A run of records
::::

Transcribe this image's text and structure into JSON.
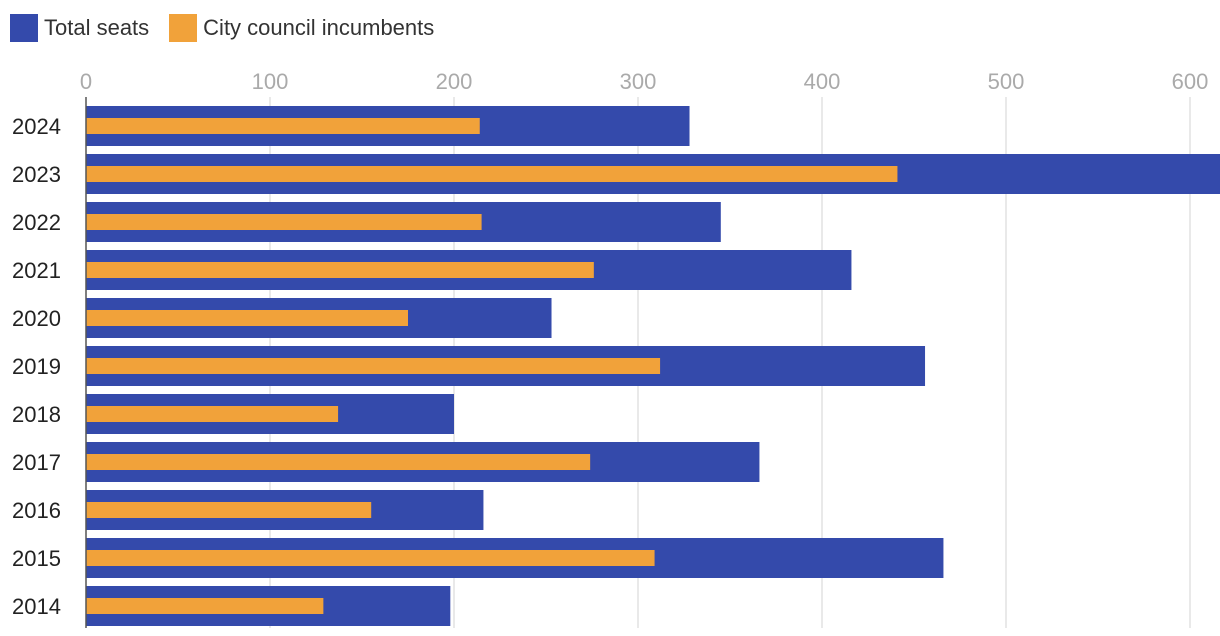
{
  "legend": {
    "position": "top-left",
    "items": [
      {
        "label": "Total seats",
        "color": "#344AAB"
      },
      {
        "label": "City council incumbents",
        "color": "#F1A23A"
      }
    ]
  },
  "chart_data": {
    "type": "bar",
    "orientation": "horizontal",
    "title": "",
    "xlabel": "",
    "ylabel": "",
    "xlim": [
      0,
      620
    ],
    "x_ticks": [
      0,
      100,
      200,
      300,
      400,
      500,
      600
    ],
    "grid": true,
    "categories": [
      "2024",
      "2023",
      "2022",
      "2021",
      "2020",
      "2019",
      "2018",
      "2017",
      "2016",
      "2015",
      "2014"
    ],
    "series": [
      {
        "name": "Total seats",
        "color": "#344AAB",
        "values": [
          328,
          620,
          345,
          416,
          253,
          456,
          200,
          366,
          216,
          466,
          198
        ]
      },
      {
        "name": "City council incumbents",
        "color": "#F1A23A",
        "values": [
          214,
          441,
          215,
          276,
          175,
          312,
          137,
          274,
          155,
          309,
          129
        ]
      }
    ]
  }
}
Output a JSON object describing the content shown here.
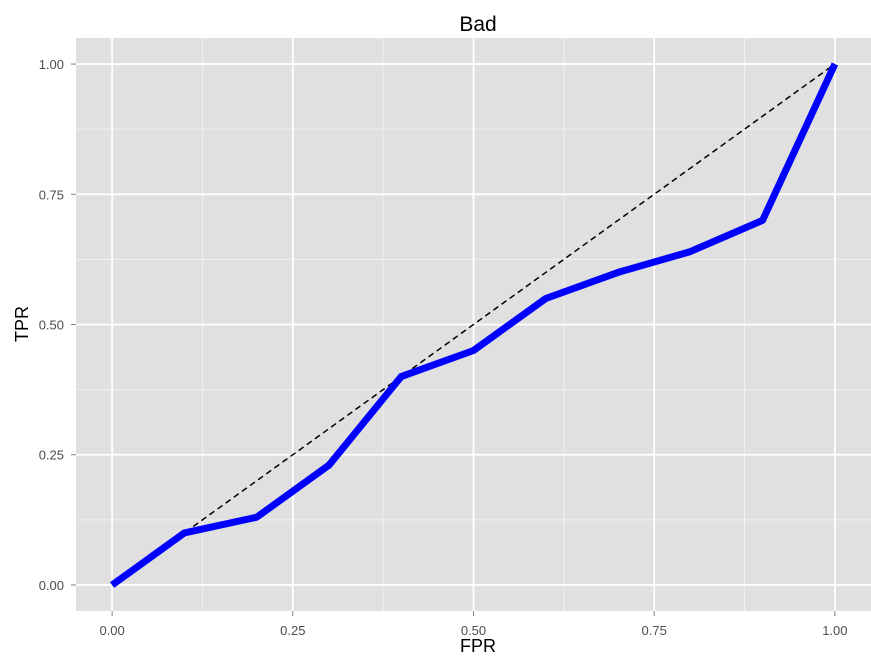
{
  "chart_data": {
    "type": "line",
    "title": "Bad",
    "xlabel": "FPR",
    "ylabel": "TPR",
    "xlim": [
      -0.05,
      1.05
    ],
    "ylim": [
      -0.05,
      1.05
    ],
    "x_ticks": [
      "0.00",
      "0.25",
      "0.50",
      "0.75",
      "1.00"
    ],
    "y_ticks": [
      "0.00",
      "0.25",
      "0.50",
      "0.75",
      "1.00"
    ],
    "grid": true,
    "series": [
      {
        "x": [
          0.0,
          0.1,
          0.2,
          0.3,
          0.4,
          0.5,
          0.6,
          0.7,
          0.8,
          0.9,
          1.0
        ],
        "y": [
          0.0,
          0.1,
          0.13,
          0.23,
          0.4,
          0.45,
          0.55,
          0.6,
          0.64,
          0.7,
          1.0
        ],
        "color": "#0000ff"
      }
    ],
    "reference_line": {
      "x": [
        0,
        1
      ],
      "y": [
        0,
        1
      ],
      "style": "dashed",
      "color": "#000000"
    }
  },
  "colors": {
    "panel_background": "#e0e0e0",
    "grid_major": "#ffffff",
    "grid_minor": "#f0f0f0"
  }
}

::::

• Aim of the exercise: Which lines above contain "City"? Show each of them.

• Written response:
        "label": "City council incumbents",
        "name": "City council incumbents",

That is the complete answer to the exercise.